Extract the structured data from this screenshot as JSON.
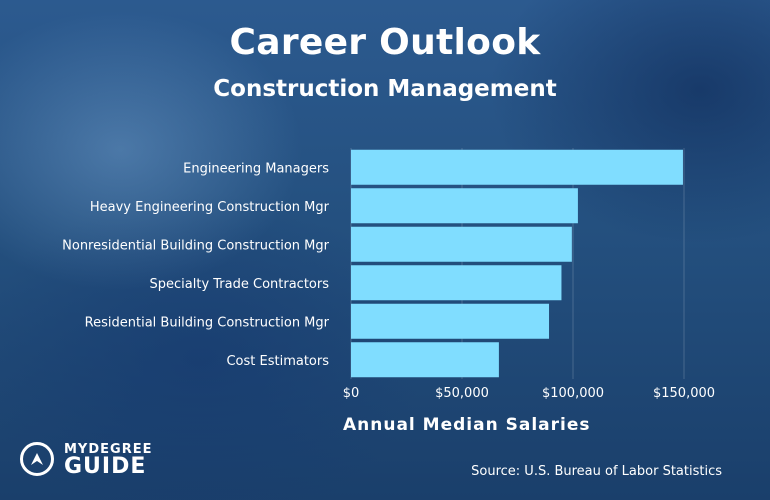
{
  "header": {
    "title": "Career Outlook",
    "subtitle": "Construction Management"
  },
  "chart_data": {
    "type": "bar",
    "orientation": "horizontal",
    "categories": [
      "Engineering Managers",
      "Heavy Engineering Construction Mgr",
      "Nonresidential Building Construction Mgr",
      "Specialty Trade Contractors",
      "Residential Building Construction Mgr",
      "Cost Estimators"
    ],
    "values": [
      149530,
      102210,
      99480,
      94800,
      89200,
      66620
    ],
    "xlabel": "Annual Median Salaries",
    "ylabel": "",
    "xlim": [
      0,
      150000
    ],
    "xticks": [
      "$0",
      "$50,000",
      "$100,000",
      "$150,000"
    ],
    "xtick_values": [
      0,
      50000,
      100000,
      150000
    ],
    "grid": true,
    "bar_color": "#80ddff"
  },
  "footer": {
    "source": "Source: U.S. Bureau of Labor Statistics",
    "logo_top": "MYDEGREE",
    "logo_bottom": "GUIDE"
  }
}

######

Exercise prompt –
In the entries above, count every line containing the word "Construction". Write only the total.

Task result –
4